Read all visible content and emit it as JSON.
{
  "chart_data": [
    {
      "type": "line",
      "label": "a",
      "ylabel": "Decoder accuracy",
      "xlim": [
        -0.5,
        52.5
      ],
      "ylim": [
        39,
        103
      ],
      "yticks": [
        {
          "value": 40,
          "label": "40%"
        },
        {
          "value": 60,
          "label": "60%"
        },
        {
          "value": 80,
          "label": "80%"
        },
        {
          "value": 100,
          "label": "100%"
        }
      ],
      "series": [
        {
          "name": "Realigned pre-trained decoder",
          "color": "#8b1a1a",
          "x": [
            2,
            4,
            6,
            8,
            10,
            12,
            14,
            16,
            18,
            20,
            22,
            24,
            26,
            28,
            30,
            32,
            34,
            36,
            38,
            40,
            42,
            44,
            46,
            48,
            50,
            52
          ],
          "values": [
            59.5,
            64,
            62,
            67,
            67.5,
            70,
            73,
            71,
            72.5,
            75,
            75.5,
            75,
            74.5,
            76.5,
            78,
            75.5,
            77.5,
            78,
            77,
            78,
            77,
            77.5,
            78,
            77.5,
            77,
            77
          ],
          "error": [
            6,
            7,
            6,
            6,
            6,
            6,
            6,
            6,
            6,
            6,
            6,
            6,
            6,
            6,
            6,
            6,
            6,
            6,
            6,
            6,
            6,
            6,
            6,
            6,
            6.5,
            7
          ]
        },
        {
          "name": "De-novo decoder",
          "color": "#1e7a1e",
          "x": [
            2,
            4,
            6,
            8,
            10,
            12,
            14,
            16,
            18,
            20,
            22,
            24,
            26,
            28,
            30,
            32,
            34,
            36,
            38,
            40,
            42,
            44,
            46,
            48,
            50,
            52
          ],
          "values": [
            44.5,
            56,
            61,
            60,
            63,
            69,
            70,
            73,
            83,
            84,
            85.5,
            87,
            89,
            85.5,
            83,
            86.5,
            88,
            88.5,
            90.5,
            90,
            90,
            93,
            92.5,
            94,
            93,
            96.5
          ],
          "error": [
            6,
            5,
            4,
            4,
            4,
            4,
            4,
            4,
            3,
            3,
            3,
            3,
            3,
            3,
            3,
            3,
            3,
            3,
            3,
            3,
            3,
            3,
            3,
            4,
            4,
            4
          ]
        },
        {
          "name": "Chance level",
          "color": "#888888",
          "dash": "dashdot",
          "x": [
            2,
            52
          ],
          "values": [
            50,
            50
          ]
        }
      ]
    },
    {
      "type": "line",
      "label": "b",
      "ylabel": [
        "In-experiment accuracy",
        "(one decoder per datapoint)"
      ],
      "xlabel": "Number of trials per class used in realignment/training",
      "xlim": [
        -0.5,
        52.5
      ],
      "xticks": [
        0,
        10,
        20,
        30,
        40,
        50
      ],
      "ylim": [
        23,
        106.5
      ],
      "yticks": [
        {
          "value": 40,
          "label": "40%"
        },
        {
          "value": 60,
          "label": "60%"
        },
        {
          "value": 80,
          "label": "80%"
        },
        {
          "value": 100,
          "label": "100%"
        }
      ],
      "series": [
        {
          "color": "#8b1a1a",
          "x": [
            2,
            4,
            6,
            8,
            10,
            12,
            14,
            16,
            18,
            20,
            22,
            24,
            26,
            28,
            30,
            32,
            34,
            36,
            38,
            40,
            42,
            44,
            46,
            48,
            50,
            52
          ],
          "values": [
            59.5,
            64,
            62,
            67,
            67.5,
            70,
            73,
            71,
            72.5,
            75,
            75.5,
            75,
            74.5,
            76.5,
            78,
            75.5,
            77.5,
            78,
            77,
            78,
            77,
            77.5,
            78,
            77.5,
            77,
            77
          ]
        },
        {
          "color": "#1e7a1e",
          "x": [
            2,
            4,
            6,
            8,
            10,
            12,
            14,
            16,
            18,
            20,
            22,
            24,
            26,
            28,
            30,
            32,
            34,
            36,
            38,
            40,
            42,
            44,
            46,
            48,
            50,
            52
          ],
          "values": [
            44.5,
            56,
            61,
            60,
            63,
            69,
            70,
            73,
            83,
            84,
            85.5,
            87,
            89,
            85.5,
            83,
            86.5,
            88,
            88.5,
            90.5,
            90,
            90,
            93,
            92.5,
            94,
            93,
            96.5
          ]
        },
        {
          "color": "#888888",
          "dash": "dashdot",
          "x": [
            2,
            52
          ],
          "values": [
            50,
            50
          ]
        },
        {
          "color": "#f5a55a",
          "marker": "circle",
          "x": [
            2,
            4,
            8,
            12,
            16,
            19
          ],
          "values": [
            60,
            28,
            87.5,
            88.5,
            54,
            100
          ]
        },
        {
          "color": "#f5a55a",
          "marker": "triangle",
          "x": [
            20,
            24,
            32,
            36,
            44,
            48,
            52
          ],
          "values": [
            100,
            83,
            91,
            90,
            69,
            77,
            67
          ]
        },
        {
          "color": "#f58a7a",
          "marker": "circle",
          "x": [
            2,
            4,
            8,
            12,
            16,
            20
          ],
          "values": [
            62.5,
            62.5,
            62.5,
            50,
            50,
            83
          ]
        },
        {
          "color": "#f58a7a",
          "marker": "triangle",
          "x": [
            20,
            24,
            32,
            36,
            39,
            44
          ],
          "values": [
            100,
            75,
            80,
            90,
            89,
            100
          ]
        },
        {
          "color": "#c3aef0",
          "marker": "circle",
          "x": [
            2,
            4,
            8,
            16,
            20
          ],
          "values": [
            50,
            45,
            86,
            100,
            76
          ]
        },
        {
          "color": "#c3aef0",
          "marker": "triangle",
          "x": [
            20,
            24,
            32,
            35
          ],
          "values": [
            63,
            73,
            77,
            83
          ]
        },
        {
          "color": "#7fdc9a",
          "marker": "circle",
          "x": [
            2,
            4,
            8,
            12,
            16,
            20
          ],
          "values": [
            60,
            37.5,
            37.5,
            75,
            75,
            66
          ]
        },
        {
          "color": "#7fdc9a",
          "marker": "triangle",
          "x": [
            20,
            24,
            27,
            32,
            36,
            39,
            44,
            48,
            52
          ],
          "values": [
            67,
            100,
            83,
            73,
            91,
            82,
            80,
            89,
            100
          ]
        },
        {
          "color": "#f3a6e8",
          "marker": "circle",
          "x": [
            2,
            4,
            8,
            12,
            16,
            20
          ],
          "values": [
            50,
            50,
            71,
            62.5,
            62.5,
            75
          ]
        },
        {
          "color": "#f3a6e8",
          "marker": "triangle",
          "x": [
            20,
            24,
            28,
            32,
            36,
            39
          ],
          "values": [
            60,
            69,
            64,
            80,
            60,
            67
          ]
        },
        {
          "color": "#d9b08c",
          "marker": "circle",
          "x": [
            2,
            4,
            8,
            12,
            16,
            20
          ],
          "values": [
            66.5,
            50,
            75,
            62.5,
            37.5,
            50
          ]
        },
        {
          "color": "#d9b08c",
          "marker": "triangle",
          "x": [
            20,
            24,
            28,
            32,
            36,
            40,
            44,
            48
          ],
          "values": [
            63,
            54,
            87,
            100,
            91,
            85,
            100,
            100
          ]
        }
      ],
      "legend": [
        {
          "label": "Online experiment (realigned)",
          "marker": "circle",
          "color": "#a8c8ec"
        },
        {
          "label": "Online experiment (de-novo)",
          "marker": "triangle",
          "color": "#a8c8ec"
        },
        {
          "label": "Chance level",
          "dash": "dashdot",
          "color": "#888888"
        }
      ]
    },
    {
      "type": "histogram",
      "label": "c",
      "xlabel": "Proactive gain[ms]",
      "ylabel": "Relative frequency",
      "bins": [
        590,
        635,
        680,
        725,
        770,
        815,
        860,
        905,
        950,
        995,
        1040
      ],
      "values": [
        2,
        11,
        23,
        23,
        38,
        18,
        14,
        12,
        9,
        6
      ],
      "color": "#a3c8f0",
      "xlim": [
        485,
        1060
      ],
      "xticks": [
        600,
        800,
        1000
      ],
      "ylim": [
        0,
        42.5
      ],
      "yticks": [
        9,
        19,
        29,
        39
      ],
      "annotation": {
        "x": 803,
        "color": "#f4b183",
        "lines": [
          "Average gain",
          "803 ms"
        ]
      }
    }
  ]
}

----

Exactly how many lines of the material contain the word "Chance"? Write the number alone.

2